# Task requirements:
Set down each entry exactly as given; pictures should not appear in the copy.

Data excerpts
—————

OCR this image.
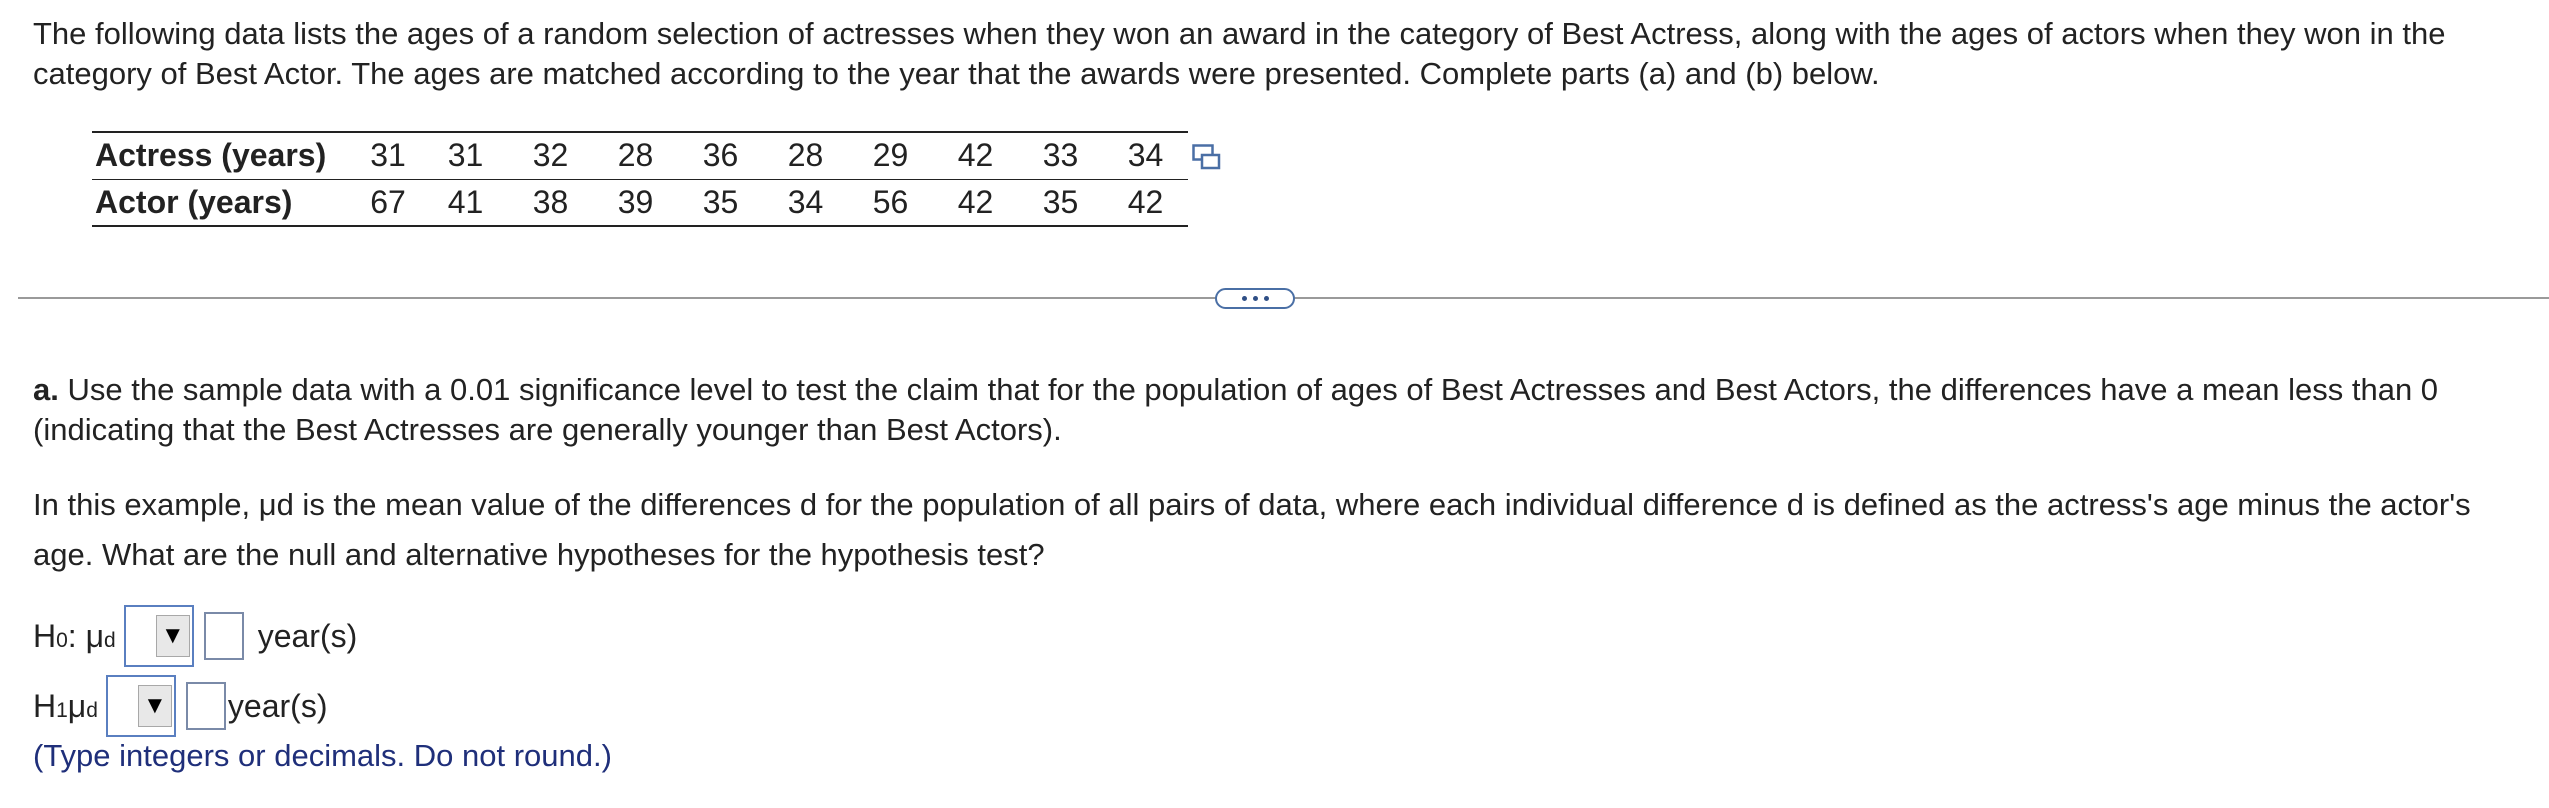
The following data lists the ages of a random selection of actresses when they won an award in the category of Best Actress, along with the ages of actors when they won in the category of Best Actor. The ages are matched according to the year that the awards were presented. Complete parts (a) and (b) below.
Actress (years)	31	31	32	28	36	28	29	42	33	34
Actor (years)	67	41	38	39	35	34	56	42	35	42
a. Use the sample data with a 0.01 significance level to test the claim that for the population of ages of Best Actresses and Best Actors, the differences have a mean less than 0 (indicating that the Best Actresses are generally younger than Best Actors).
In this example, μd is the mean value of the differences d for the population of all pairs of data, where each individual difference d is defined as the actress's age minus the actor's age. What are the null and alternative hypotheses for the hypothesis test?
H 0 :
μ d ▼ year(s)
H 1 μ d ▼ year(s)
(Type integers or decimals. Do not round.)
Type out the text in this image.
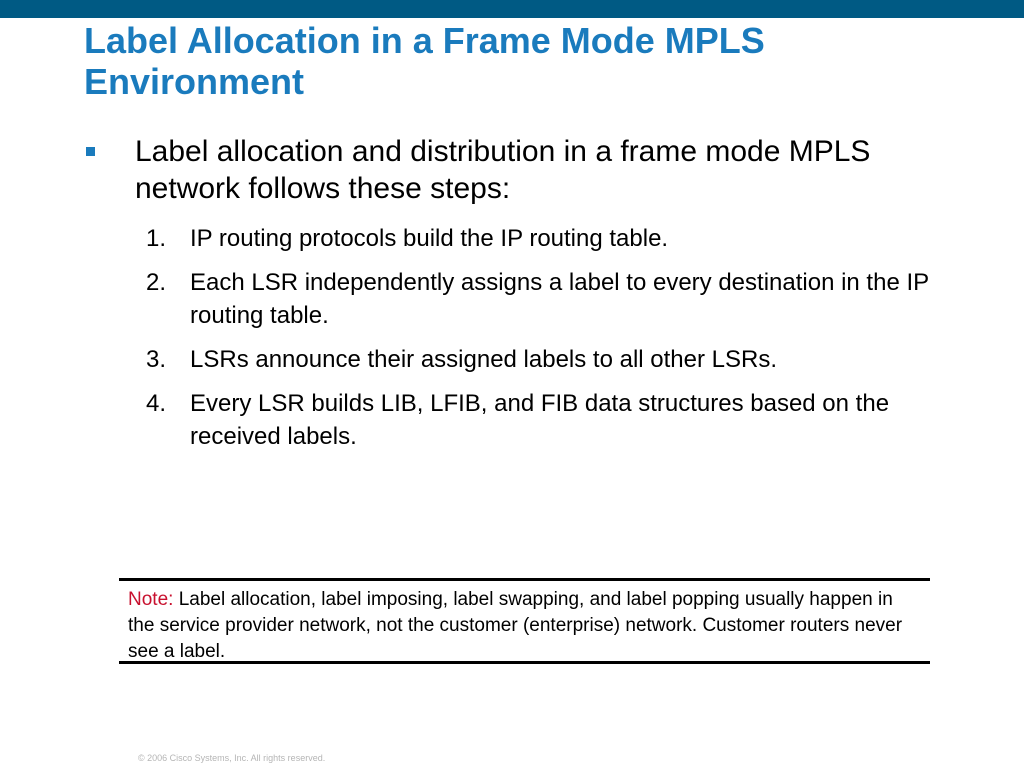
Label Allocation in a Frame Mode MPLS
Environment
Label allocation and distribution in a frame mode MPLS network follows these steps:
1. IP routing protocols build the IP routing table.
2. Each LSR independently assigns a label to every destination in the IP routing table.
3. LSRs announce their assigned labels to all other LSRs.
4. Every LSR builds LIB, LFIB, and FIB data structures based on the received labels.

Note: Label allocation, label imposing, label swapping, and label popping usually happen in the service provider network, not the customer (enterprise) network. Customer routers never see a label.

© 2006 Cisco Systems, Inc. All rights reserved.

—————

# Completed task:
OCR this image.
The following data lists the ages of a random selection of actresses when they won an award in the category of Best Actress, along with the ages of actors when they won in the category of Best Actor. The ages are matched according to the year that the awards were presented. Complete parts (a) and (b) below.
Actress (years)	31	31	32	28	36	28	29	42	33	34
Actor (years)	67	41	38	39	35	34	56	42	35	42
a. Use the sample data with a 0.01 significance level to test the claim that for the population of ages of Best Actresses and Best Actors, the differences have a mean less than 0 (indicating that the Best Actresses are generally younger than Best Actors).
In this example, μd is the mean value of the differences d for the population of all pairs of data, where each individual difference d is defined as the actress's age minus the actor's age. What are the null and alternative hypotheses for the hypothesis test?
H 0 :
μ d ▼ year(s)
H 1 μ d ▼ year(s)
(Type integers or decimals. Do not round.)
Type out the text in this image.
Label Allocation in a Frame Mode MPLS
Environment
Label allocation and distribution in a frame mode MPLS network follows these steps:
1. IP routing protocols build the IP routing table.
2. Each LSR independently assigns a label to every destination in the IP routing table.
3. LSRs announce their assigned labels to all other LSRs.
4. Every LSR builds LIB, LFIB, and FIB data structures based on the received labels.

Note: Label allocation, label imposing, label swapping, and label popping usually happen in the service provider network, not the customer (enterprise) network. Customer routers never see a label.

© 2006 Cisco Systems, Inc. All rights reserved.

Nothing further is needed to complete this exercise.